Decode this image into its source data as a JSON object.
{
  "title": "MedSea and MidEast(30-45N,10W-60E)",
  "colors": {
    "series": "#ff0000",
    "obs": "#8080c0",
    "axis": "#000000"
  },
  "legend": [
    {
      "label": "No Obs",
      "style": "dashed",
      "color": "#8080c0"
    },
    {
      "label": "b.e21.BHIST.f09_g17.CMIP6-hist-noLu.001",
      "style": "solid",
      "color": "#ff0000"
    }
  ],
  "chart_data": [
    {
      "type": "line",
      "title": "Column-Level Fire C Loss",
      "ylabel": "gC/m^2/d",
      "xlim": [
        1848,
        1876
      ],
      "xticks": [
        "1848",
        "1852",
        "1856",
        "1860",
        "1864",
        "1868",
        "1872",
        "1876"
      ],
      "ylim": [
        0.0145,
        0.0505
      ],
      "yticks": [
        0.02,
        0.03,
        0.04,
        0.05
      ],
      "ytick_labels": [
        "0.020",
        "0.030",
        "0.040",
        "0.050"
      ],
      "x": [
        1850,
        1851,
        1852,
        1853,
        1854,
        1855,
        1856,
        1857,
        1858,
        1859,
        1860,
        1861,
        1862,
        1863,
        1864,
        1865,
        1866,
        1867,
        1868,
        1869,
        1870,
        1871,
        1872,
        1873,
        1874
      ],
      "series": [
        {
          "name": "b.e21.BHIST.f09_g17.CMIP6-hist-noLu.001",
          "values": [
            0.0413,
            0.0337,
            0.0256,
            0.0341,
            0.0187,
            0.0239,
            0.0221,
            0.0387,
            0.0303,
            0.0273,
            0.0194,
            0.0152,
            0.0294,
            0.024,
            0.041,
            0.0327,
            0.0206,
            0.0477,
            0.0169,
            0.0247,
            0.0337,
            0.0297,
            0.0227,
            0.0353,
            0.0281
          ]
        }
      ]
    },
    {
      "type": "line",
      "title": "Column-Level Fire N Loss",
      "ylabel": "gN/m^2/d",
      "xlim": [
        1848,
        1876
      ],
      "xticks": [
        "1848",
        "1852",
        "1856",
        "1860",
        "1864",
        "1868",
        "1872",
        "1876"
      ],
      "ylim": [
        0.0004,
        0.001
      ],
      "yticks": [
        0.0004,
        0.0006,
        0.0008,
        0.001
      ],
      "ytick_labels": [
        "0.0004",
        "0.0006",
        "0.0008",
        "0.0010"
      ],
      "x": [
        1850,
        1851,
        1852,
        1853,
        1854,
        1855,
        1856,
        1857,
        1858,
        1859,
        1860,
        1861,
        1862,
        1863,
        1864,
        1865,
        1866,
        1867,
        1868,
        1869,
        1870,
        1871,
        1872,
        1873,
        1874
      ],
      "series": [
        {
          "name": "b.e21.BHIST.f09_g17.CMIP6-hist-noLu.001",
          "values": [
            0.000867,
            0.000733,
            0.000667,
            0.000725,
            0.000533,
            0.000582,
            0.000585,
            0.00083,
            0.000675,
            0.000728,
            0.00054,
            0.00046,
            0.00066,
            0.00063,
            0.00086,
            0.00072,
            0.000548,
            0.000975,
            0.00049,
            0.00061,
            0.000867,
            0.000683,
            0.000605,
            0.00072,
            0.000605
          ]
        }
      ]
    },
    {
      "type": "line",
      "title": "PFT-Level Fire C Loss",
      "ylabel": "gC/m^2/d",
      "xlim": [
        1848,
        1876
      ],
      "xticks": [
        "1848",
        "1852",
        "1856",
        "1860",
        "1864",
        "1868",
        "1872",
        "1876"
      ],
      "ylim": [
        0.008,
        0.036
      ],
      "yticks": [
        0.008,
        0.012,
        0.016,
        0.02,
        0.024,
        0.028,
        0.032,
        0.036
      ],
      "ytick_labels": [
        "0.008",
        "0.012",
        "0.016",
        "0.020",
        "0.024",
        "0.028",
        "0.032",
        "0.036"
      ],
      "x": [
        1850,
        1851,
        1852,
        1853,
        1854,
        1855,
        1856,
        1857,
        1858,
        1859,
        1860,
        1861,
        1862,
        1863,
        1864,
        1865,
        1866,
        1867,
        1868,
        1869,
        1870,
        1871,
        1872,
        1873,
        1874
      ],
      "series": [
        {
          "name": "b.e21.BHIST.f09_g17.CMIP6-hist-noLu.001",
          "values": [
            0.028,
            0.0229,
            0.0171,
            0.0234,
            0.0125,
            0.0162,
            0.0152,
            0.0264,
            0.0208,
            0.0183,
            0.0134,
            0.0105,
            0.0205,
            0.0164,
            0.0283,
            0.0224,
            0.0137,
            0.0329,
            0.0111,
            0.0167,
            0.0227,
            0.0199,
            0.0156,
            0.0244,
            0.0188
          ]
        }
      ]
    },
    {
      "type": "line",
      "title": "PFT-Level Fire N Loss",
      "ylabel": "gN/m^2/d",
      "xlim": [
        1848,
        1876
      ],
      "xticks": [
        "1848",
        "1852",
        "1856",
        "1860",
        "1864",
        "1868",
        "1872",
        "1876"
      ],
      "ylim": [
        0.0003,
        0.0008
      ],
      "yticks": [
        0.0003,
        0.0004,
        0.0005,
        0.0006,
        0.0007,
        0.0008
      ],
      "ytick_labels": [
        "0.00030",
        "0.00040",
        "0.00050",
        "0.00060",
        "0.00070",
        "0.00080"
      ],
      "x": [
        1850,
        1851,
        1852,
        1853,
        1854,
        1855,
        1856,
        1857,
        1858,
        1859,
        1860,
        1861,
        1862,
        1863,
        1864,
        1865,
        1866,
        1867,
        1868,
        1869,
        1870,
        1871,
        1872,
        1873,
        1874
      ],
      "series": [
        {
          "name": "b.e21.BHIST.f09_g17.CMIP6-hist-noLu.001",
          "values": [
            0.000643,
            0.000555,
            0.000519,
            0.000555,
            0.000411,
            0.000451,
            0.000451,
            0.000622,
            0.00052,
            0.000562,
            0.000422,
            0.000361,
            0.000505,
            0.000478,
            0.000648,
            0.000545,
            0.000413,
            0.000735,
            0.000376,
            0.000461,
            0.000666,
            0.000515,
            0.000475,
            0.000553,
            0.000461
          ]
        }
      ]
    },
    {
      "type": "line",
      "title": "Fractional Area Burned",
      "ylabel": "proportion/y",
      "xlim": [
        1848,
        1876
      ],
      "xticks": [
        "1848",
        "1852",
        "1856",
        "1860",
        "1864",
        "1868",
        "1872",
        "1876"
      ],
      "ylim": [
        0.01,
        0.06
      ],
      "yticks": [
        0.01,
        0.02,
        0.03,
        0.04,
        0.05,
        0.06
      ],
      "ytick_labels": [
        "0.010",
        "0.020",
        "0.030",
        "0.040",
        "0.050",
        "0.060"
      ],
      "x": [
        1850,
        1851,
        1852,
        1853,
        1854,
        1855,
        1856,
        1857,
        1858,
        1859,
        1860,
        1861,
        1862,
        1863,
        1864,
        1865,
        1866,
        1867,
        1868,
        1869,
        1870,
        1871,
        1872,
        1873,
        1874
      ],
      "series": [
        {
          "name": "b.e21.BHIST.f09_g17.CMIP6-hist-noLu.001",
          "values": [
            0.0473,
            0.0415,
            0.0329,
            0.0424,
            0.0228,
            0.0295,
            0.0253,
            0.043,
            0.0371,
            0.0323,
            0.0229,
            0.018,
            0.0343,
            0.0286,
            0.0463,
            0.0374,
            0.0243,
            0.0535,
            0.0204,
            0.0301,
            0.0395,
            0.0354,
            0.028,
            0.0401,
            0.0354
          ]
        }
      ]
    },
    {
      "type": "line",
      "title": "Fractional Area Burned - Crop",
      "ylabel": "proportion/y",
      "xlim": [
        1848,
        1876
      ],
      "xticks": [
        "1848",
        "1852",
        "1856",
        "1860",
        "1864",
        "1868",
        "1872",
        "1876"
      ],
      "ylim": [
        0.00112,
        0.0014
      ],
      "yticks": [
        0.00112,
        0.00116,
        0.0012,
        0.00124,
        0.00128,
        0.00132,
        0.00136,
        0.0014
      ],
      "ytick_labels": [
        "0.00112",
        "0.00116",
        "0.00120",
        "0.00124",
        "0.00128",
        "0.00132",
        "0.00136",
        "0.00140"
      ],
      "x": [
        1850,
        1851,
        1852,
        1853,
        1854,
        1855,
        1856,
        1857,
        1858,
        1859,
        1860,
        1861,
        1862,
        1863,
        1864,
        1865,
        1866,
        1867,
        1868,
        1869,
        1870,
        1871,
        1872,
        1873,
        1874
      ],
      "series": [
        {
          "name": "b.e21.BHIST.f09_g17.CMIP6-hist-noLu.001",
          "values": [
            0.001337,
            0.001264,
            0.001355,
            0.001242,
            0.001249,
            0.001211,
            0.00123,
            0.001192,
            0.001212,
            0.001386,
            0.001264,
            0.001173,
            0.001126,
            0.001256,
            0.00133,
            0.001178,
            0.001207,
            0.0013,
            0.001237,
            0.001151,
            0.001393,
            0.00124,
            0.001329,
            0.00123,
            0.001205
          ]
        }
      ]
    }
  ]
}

= = =

> _Short task_
Report back each line of the entries that holds the string "title".

> _Answer for the task_
  "title": "MedSea and MidEast(30-45N,10W-60E)",
      "title": "Column-Level Fire C Loss",
      "title": "Column-Level Fire N Loss",
      "title": "PFT-Level Fire C Loss",
      "title": "PFT-Level Fire N Loss",
      "title": "Fractional Area Burned",
      "title": "Fractional Area Burned - Crop",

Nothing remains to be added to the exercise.